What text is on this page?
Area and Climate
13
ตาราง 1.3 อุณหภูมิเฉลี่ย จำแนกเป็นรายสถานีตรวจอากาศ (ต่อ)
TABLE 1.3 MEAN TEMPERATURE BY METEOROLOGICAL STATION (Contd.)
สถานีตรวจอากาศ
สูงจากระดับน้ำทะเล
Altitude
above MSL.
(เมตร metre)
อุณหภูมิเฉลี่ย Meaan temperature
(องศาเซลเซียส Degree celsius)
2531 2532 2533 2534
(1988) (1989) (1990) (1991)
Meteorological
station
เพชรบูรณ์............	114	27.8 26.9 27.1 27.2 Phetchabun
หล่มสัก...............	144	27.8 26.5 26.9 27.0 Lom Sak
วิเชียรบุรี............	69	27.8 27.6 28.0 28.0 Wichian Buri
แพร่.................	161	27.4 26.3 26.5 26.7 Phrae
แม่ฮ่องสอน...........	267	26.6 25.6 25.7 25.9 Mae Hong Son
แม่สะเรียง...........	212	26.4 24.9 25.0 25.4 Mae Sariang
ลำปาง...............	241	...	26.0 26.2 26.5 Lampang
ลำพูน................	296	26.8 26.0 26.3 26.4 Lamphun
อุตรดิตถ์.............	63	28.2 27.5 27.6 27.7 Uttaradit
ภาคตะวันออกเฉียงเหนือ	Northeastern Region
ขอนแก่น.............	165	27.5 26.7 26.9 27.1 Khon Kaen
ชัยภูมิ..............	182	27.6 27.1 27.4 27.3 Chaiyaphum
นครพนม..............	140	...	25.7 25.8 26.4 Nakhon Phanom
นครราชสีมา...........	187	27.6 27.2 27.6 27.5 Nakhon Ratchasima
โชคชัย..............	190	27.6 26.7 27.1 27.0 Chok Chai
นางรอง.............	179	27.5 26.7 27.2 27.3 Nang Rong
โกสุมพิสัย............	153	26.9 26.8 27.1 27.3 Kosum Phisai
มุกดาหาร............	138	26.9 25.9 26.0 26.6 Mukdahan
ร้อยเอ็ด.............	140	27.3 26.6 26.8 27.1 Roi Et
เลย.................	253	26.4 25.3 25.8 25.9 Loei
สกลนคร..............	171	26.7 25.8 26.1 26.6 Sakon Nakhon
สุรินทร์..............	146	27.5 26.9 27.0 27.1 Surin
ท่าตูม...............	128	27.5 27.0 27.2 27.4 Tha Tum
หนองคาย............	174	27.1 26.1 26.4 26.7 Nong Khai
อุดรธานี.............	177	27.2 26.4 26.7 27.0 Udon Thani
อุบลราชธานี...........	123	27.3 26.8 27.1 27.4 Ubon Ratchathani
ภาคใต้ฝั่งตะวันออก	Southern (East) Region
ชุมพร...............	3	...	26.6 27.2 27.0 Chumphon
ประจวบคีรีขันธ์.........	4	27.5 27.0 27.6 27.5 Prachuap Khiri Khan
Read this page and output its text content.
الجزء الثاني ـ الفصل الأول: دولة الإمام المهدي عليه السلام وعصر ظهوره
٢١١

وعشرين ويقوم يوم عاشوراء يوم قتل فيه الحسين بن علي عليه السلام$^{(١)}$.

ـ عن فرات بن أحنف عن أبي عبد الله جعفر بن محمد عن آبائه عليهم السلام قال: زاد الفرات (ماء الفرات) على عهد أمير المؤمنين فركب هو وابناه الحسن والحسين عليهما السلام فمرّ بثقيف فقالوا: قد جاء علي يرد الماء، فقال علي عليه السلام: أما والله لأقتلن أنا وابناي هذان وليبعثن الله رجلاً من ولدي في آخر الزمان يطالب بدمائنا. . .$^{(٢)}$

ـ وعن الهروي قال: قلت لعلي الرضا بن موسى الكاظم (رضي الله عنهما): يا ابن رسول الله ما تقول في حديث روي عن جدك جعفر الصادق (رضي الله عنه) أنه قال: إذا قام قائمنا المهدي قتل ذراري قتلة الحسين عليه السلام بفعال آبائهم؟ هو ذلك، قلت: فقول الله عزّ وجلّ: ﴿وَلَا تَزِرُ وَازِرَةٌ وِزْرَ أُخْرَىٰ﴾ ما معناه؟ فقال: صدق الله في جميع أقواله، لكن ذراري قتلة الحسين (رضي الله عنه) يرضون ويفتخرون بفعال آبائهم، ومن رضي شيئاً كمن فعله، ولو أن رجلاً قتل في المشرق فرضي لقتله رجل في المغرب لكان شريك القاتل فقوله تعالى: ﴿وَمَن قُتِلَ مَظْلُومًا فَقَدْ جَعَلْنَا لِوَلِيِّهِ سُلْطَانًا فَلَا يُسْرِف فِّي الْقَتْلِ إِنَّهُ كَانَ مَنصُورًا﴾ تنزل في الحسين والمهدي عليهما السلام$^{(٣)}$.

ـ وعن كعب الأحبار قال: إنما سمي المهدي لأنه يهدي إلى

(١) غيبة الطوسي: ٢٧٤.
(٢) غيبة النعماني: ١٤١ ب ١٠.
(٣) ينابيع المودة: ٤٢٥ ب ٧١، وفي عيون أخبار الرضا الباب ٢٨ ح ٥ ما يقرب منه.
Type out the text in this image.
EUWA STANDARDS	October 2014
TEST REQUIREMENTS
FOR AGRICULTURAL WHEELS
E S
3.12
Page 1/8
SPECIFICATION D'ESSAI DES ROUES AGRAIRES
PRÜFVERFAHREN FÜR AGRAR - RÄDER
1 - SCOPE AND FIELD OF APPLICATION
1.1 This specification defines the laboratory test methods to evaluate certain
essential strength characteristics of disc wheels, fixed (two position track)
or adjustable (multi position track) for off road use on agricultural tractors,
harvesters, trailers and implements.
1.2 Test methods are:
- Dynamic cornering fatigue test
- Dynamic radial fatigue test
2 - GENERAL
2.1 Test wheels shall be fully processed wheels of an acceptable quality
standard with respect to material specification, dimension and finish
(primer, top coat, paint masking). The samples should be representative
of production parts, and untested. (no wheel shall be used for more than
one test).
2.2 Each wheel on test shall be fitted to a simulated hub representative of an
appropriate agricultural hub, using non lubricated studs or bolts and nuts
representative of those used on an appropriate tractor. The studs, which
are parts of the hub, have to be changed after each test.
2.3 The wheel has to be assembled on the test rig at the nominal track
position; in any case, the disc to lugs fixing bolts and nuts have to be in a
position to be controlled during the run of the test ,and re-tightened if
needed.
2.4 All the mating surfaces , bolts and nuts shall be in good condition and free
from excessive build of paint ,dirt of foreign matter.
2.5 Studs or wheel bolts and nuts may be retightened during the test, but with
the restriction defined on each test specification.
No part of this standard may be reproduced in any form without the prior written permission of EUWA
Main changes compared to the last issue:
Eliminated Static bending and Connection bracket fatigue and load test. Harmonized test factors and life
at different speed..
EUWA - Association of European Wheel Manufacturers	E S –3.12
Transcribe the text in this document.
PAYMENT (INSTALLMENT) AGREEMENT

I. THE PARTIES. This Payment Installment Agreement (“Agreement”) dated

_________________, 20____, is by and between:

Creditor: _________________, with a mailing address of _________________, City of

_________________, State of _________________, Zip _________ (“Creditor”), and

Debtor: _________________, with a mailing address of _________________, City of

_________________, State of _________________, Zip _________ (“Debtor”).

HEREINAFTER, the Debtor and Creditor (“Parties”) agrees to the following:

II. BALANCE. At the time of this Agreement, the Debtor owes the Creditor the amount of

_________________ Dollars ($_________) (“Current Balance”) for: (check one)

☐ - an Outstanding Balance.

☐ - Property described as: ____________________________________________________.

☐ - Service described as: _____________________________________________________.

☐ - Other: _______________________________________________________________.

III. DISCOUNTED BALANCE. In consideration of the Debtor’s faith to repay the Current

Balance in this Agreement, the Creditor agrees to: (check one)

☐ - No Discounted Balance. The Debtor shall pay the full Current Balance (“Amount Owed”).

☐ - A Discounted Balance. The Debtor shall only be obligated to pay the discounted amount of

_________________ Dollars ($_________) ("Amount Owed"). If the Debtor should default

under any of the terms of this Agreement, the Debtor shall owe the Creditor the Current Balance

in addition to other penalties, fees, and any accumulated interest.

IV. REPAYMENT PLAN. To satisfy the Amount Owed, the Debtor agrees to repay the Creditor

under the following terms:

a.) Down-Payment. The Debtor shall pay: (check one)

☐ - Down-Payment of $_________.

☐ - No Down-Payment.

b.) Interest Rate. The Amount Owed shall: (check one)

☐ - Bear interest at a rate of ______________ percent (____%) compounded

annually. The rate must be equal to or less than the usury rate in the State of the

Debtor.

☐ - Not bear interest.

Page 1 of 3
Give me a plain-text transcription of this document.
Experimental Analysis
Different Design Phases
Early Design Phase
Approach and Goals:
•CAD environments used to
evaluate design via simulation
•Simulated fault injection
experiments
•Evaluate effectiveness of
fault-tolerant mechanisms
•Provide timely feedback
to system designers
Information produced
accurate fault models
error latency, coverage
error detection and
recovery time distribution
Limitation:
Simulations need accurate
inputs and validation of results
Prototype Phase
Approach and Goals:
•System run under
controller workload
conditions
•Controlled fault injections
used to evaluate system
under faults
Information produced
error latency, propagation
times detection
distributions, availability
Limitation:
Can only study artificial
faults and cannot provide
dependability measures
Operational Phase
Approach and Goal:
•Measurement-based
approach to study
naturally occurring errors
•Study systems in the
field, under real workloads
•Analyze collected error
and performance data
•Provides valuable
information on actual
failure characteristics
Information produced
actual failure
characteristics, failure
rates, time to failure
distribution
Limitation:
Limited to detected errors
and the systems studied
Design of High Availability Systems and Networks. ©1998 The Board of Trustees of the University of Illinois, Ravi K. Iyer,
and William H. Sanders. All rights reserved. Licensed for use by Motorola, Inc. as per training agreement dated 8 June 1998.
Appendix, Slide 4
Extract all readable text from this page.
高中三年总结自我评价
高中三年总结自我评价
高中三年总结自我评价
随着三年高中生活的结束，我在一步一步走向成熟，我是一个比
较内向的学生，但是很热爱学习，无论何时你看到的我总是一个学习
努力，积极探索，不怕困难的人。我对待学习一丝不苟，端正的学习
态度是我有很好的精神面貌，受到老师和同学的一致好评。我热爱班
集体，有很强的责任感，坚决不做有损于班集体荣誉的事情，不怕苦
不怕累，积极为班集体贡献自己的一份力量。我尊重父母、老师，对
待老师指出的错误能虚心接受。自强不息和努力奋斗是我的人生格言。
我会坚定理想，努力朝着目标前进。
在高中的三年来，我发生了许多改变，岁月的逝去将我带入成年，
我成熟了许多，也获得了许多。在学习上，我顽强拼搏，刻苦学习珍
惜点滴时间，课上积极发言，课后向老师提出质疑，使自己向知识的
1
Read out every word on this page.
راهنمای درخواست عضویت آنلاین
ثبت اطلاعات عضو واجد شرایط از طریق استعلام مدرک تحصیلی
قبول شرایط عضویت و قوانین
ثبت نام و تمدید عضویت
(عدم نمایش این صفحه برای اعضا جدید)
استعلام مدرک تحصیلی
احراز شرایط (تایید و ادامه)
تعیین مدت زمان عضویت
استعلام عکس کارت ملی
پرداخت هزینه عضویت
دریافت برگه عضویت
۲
--
## [Given problem]
Starting from the line with "Extract all readable text from this page." and ending with the final line of the data, quote every line exactly, both ends included.

## [Response to this task]
Extract all readable text from this page.
高中三年总结自我评价
高中三年总结自我评价
高中三年总结自我评价
随着三年高中生活的结束，我在一步一步走向成熟，我是一个比
较内向的学生，但是很热爱学习，无论何时你看到的我总是一个学习
努力，积极探索，不怕困难的人。我对待学习一丝不苟，端正的学习
态度是我有很好的精神面貌，受到老师和同学的一致好评。我热爱班
集体，有很强的责任感，坚决不做有损于班集体荣誉的事情，不怕苦
不怕累，积极为班集体贡献自己的一份力量。我尊重父母、老师，对
待老师指出的错误能虚心接受。自强不息和努力奋斗是我的人生格言。
我会坚定理想，努力朝着目标前进。
在高中的三年来，我发生了许多改变，岁月的逝去将我带入成年，
我成熟了许多，也获得了许多。在学习上，我顽强拼搏，刻苦学习珍
惜点滴时间，课上积极发言，课后向老师提出质疑，使自己向知识的
1
Read out every word on this page.
راهنمای درخواست عضویت آنلاین
ثبت اطلاعات عضو واجد شرایط از طریق استعلام مدرک تحصیلی
قبول شرایط عضویت و قوانین
ثبت نام و تمدید عضویت
(عدم نمایش این صفحه برای اعضا جدید)
استعلام مدرک تحصیلی
احراز شرایط (تایید و ادامه)
تعیین مدت زمان عضویت
استعلام عکس کارت ملی
پرداخت هزینه عضویت
دریافت برگه عضویت
۲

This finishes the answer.